____ RECORDS FOR PROCESSING

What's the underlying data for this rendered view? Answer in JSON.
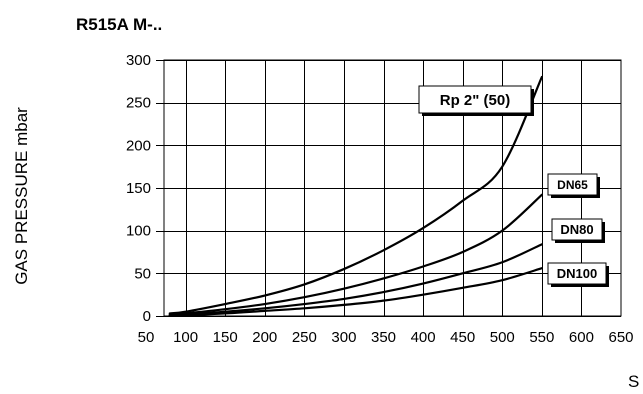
{
  "chart_data": {
    "type": "line",
    "title": "R515A M-..",
    "ylabel": "GAS PRESSURE mbar",
    "xlabel": "S",
    "xlim": [
      50,
      650
    ],
    "ylim": [
      0,
      300
    ],
    "x_ticks": [
      50,
      100,
      150,
      200,
      250,
      300,
      350,
      400,
      450,
      500,
      550,
      600,
      650
    ],
    "y_ticks": [
      0,
      50,
      100,
      150,
      200,
      250,
      300
    ],
    "grid": true,
    "series": [
      {
        "name": "Rp 2\" (50)",
        "x": [
          80,
          100,
          150,
          200,
          250,
          300,
          350,
          400,
          450,
          500,
          550
        ],
        "values": [
          3,
          5,
          14,
          24,
          37,
          55,
          77,
          103,
          135,
          175,
          280
        ]
      },
      {
        "name": "DN65",
        "x": [
          80,
          100,
          150,
          200,
          250,
          300,
          350,
          400,
          450,
          500,
          550
        ],
        "values": [
          1,
          3,
          8,
          14,
          22,
          32,
          44,
          58,
          75,
          100,
          142
        ]
      },
      {
        "name": "DN80",
        "x": [
          80,
          100,
          150,
          200,
          250,
          300,
          350,
          400,
          450,
          500,
          550
        ],
        "values": [
          1,
          2,
          5,
          9,
          14,
          20,
          28,
          38,
          50,
          63,
          84
        ]
      },
      {
        "name": "DN100",
        "x": [
          80,
          100,
          150,
          200,
          250,
          300,
          350,
          400,
          450,
          500,
          550
        ],
        "values": [
          1,
          1,
          3,
          6,
          9,
          13,
          18,
          25,
          33,
          42,
          56
        ]
      }
    ]
  }
}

________

▸ **STATED EXERCISE**
Report how many lines above hold the string "name", giving nothing but the number.

▸ **WRITTEN ANSWER**
4